Select and reproduce each line of the listing below that bears the string "زمنه".

Material for this exercise:
========

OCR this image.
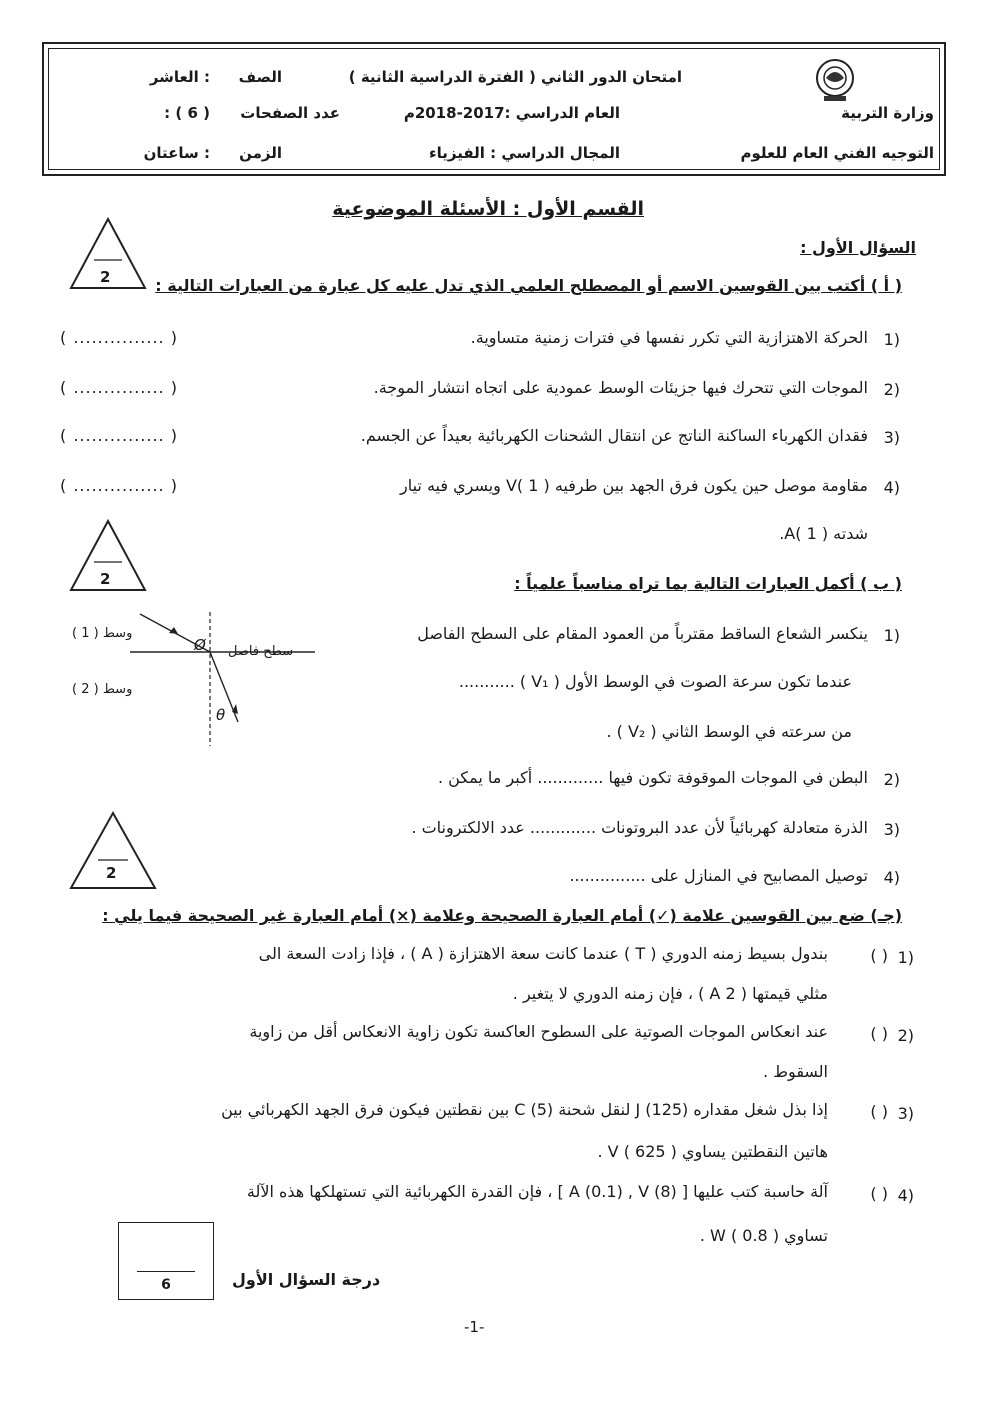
وزارة التربية
التوجيه الفني العام للعلوم
امتحان الدور الثاني ( الفترة الدراسية الثانية )
العام الدراسي :2017-2018م
المجال الدراسي : الفيزياء
الصف
: العاشر
عدد الصفحات
: ( 6 )
الزمن
: ساعتان
القسم الأول : الأسئلة الموضوعية
2
السؤال الأول :
( أ ) أكتب بين القوسين الاسم أو المصطلح العلمي الذي تدل عليه كل عبارة من العبارات التالية :
1)
الحركة الاهتزازية التي تكرر نفسها في فترات زمنية متساوية.
( ............... )
2)
الموجات التي تتحرك فيها جزيئات الوسط عمودية على اتجاه انتشار الموجة.
( ............... )
3)
فقدان الكهرباء الساكنة الناتج عن انتقال الشحنات الكهربائية بعيداً عن الجسم.
( ............... )
4)
مقاومة موصل حين يكون فرق الجهد بين طرفيه V( 1 ) ويسري فيه تيار
( ............... )
شدته A( 1 ).
2	( ب ) أكمل العبارات التالية بما تراه مناسباً علمياً :
1)
ينكسر الشعاع الساقط مقترباً من العمود المقام على السطح الفاصل
عندما تكون سرعة الصوت في الوسط الأول ( V₁ ) ...........
من سرعته في الوسط الثاني ( V₂ ) .
وسط ( 1 )
وسط ( 2 )
سطح فاصل
Ø
θ
2)
البطن في الموجات الموقوفة تكون فيها ............. أكبر ما يمكن .
3)
الذرة متعادلة كهربائياً لأن عدد البروتونات ............. عدد الالكترونات .
4)
توصيل المصابيح في المنازل على ...............
2
(جـ) ضع بين القوسين علامة (✓) أمام العبارة الصحيحة وعلامة (×) أمام العبارة غير الصحيحة فيما يلي :
1)
( )
بندول بسيط زمنه الدوري ( T ) عندما كانت سعة الاهتزازة ( A ) ، فإذا زادت السعة الى
مثلي قيمتها ( 2 A ) ، فإن زمنه الدوري لا يتغير .
2)
( )
عند انعكاس الموجات الصوتية على السطوح العاكسة تكون زاوية الانعكاس أقل من زاوية
السقوط .
3)
( )
إذا بذل شغل مقداره J (125) لنقل شحنة C (5) بين نقطتين فيكون فرق الجهد الكهربائي بين
هاتين النقطتين يساوي V ( 625 ) .
4)
( )
آلة حاسبة كتب عليها [ A (0.1) , V (8) ] ، فإن القدرة الكهربائية التي تستهلكها هذه الآلة
تساوي W ( 0.8 ) .
6	درجة السؤال الأول
-1-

========

Correct response:
بندول بسيط زمنه الدوري ( T ) عندما كانت سعة الاهتزازة ( A ) ، فإذا زادت السعة الى
مثلي قيمتها ( 2 A ) ، فإن زمنه الدوري لا يتغير .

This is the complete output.